• **WORK TO BE COMPLETED**:
Retype, exactly as written, every line from the one containing "Transcribe the text in this document." through the last line of the records below, both included; skip the pictures.
begin RECORDS FOR THIS TASK
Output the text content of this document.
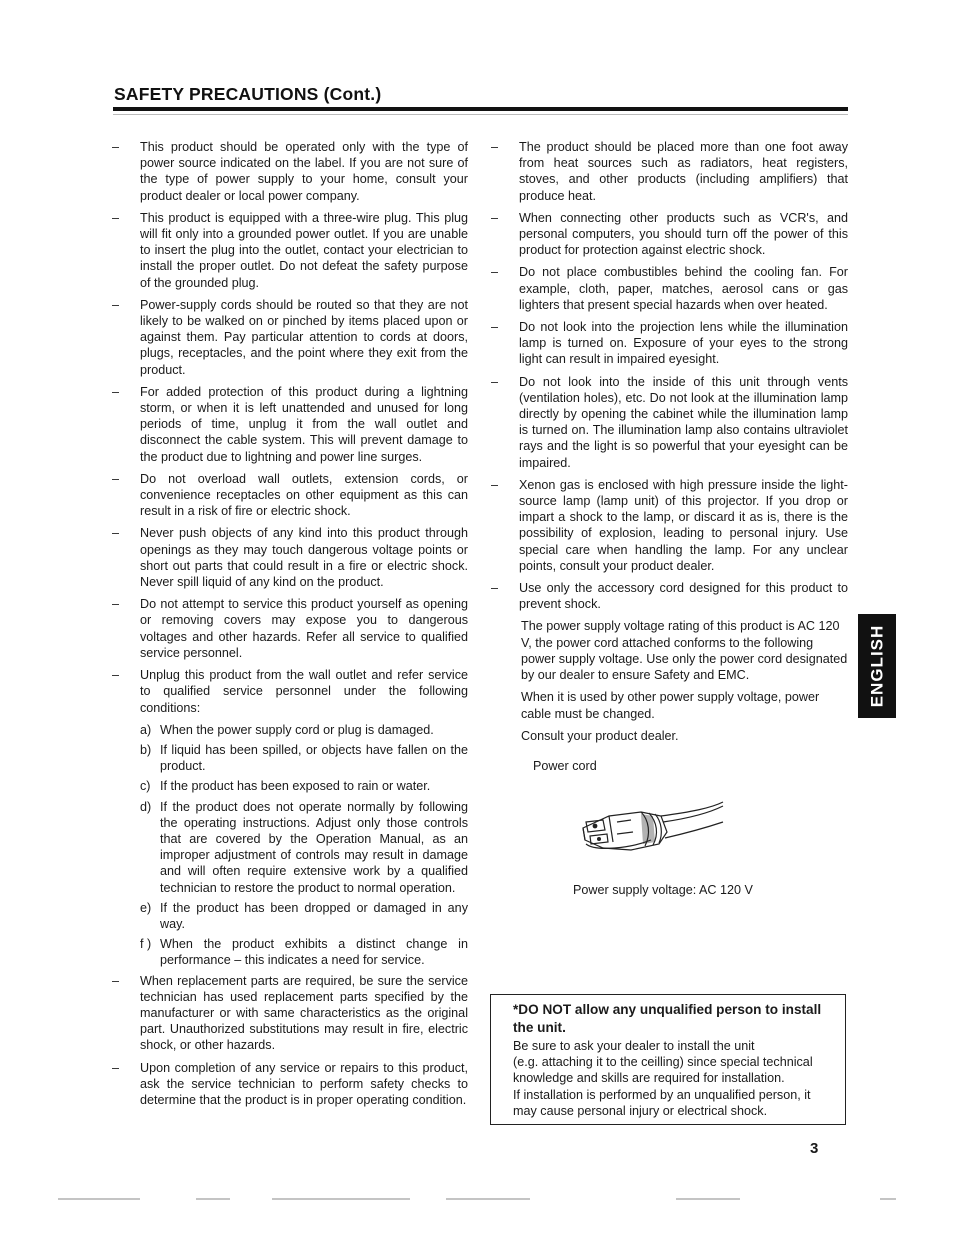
SAFETY PRECAUTIONS (Cont.)
– This product should be operated only with the type of power source indicated on the label. If you are not sure of the type of power supply to your home, consult your product dealer or local power company.
– This product is equipped with a three-wire plug. This plug will fit only into a grounded power outlet. If you are unable to insert the plug into the outlet, contact your electrician to install the proper outlet. Do not defeat the safety purpose of the grounded plug.
– Power-supply cords should be routed so that they are not likely to be walked on or pinched by items placed upon or against them. Pay particular attention to cords at doors, plugs, receptacles, and the point where they exit from the product.
– For added protection of this product during a lightning storm, or when it is left unattended and unused for long periods of time, unplug it from the wall outlet and disconnect the cable system. This will prevent damage to the product due to lightning and power line surges.
– Do not overload wall outlets, extension cords, or convenience receptacles on other equipment as this can result in a risk of fire or electric shock.
– Never push objects of any kind into this product through openings as they may touch dangerous voltage points or short out parts that could result in a fire or electric shock. Never spill liquid of any kind on the product.
– Do not attempt to service this product yourself as opening or removing covers may expose you to dangerous voltages and other hazards. Refer all service to qualified service personnel.
– Unplug this product from the wall outlet and refer service to qualified service personnel under the following conditions:
a) When the power supply cord or plug is damaged.
b) If liquid has been spilled, or objects have fallen on the product.
c) If the product has been exposed to rain or water.
d) If the product does not operate normally by following the operating instructions. Adjust only those controls that are covered by the Operation Manual, as an improper adjustment of controls may result in damage and will often require extensive work by a qualified technician to restore the product to normal operation.
e) If the product has been dropped or damaged in any way.
f ) When the product exhibits a distinct change in performance – this indicates a need for service.
– When replacement parts are required, be sure the service technician has used replacement parts specified by the manufacturer or with same characteristics as the original part. Unauthorized substitutions may result in fire, electric shock, or other hazards.
– Upon completion of any service or repairs to this product, ask the service technician to perform safety checks to determine that the product is in proper operating condition.
– The product should be placed more than one foot away from heat sources such as radiators, heat registers, stoves, and other products (including amplifiers) that produce heat.
– When connecting other products such as VCR's, and personal computers, you should turn off the power of this product for protection against electric shock.
– Do not place combustibles behind the cooling fan. For example, cloth, paper, matches, aerosol cans or gas lighters that present special hazards when over heated.
– Do not look into the projection lens while the illumination lamp is turned on. Exposure of your eyes to the strong light can result in impaired eyesight.
– Do not look into the inside of this unit through vents (ventilation holes), etc. Do not look at the illumination lamp directly by opening the cabinet while the illumination lamp is turned on. The illumination lamp also contains ultraviolet rays and the light is so powerful that your eyesight can be impaired.
– Xenon gas is enclosed with high pressure inside the light-source lamp (lamp unit) of this projector. If you drop or impart a shock to the lamp, or discard it as is, there is the possibility of explosion, leading to personal injury. Use special care when handling the lamp. For any unclear points, consult your product dealer.
– Use only the accessory cord designed for this product to prevent shock.
The power supply voltage rating of this product is AC 120 V, the power cord attached conforms to the following power supply voltage. Use only the power cord designated by our dealer to ensure Safety and EMC.
When it is used by other power supply voltage, power cable must be changed.
Consult your product dealer.
Power cord
Power supply voltage: AC 120 V
*DO NOT allow any unqualified person to install the unit.
Be sure to ask your dealer to install the unit
(e.g. attaching it to the ceilling) since special technical knowledge and skills are required for installation.
If installation is performed by an unqualified person, it may cause personal injury or electrical shock.
ENGLISH
3
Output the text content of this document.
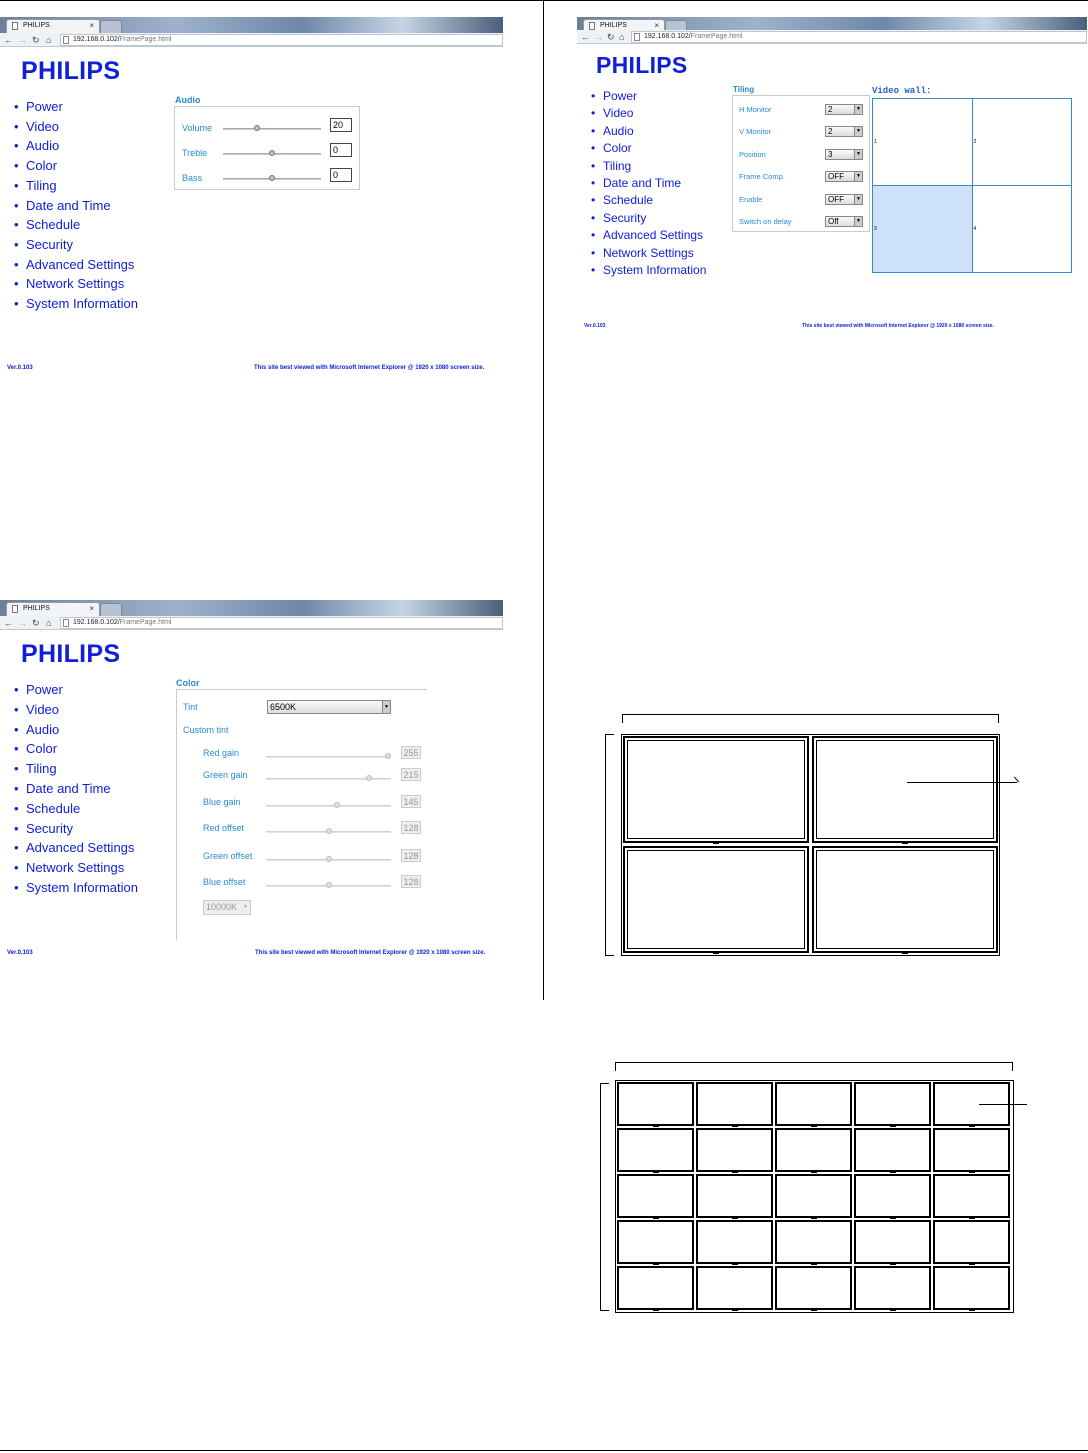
PHILIPS	×
← → ↻ ⌂	192.168.0.102/FramePage.html
PHILIPS
• Power
• Video
• Audio
• Color
• Tiling
• Date and Time
• Schedule
• Security
• Advanced Settings
• Network Settings
• System Information
Audio
Volume	20
Treble	0
Bass	0
Ver.0.103	This site best viewed with Microsoft Internet Explorer @ 1920 x 1080 screen size.
PHILIPS	×
← → ↻ ⌂	192.168.0.102/FramePage.html
PHILIPS
• Power
• Video
• Audio
• Color
• Tiling
• Date and Time
• Schedule
• Security
• Advanced Settings
• Network Settings
• System Information
Tiling
H Monitor	2	▼
V Monitor	2	▼
Position	3	▼
Frame Comp.	OFF	▼
Enable	OFF	▼
Switch on delay	Off	▼
Video wall:
1	2
3	4
Ver.0.103	This site best viewed with Microsoft Internet Explorer @ 1920 x 1080 screen size.
PHILIPS	×
← → ↻ ⌂	192.168.0.102/FramePage.html
PHILIPS
• Power
• Video
• Audio
• Color
• Tiling
• Date and Time
• Schedule
• Security
• Advanced Settings
• Network Settings
• System Information
Color
Tint	6500K	▼
Custom tint
Red gain	255
Green gain	215
Blue gain	145
Red offset	128
Green offset	128
Blue offset	128
10000K ▼
Ver.0.103	This site best viewed with Microsoft Internet Explorer @ 1920 x 1080 screen size.
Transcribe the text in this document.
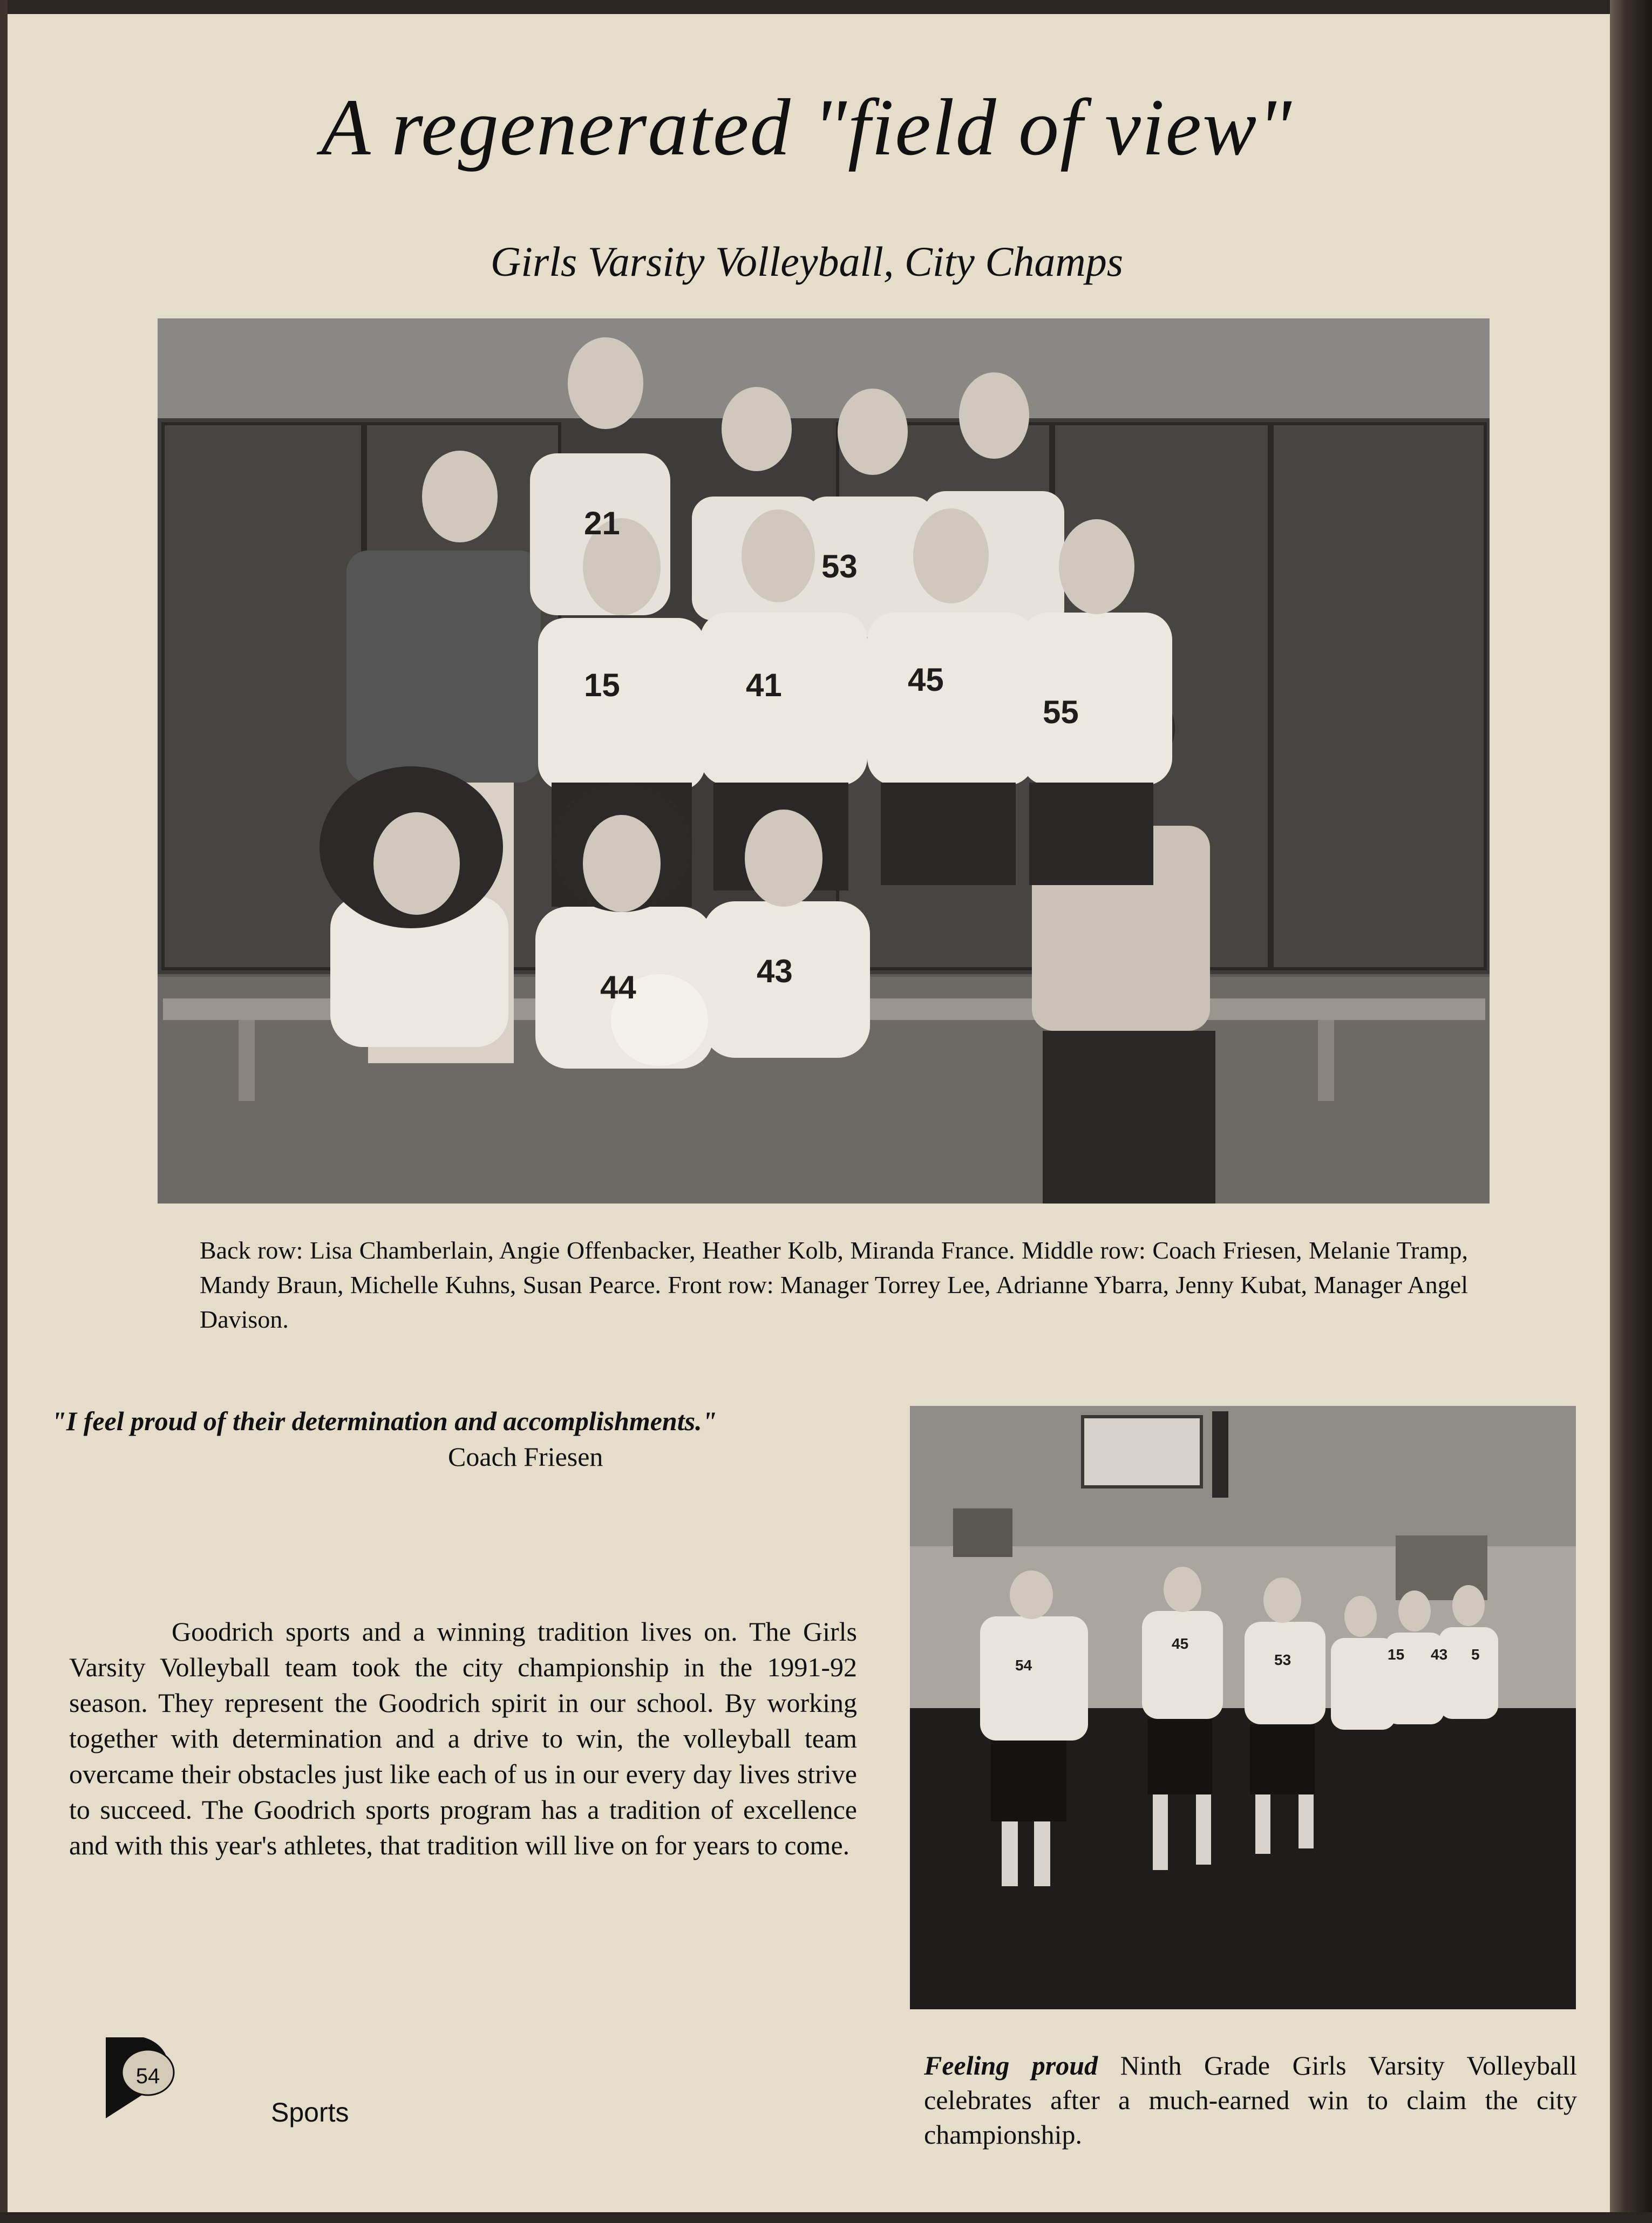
A regenerated "field of view"
Girls Varsity Volleyball, City Champs
21
53
15	41	45
55
44	43
Back row: Lisa Chamberlain, Angie Offenbacker, Heather Kolb, Miranda France. Middle row: Coach Friesen, Melanie Tramp, Mandy Braun, Michelle Kuhns, Susan Pearce. Front row: Manager Torrey Lee, Adrianne Ybarra, Jenny Kubat, Manager Angel Davison.
"I feel proud of their determination and accomplishments."
Coach Friesen
Goodrich sports and a winning tradition lives on. The Girls Varsity Volleyball team took the city championship in the 1991-92 season. They represent the Goodrich spirit in our school. By working together with determination and a drive to win, the volleyball team overcame their obstacles just like each of us in our every day lives strive to succeed. The Goodrich sports program has a tradition of excellence and with this year's athletes, that tradition will live on for years to come.
54
45
53	15 43 5
Feeling proud Ninth Grade Girls Varsity Volleyball celebrates after a much-earned win to claim the city championship.
54
Sports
end RECORDS FOR THIS TASK
• **EXERCISE ANSWER**:
Transcribe the text in this document.
A regenerated "field of view"
Girls Varsity Volleyball, City Champs
21
53
15	41	45
55
44	43
Back row: Lisa Chamberlain, Angie Offenbacker, Heather Kolb, Miranda France. Middle row: Coach Friesen, Melanie Tramp, Mandy Braun, Michelle Kuhns, Susan Pearce. Front row: Manager Torrey Lee, Adrianne Ybarra, Jenny Kubat, Manager Angel Davison.
"I feel proud of their determination and accomplishments."
Coach Friesen
Goodrich sports and a winning tradition lives on. The Girls Varsity Volleyball team took the city championship in the 1991-92 season. They represent the Goodrich spirit in our school. By working together with determination and a drive to win, the volleyball team overcame their obstacles just like each of us in our every day lives strive to succeed. The Goodrich sports program has a tradition of excellence and with this year's athletes, that tradition will live on for years to come.
54
45
53	15 43 5
Feeling proud Ninth Grade Girls Varsity Volleyball celebrates after a much-earned win to claim the city championship.
54
Sports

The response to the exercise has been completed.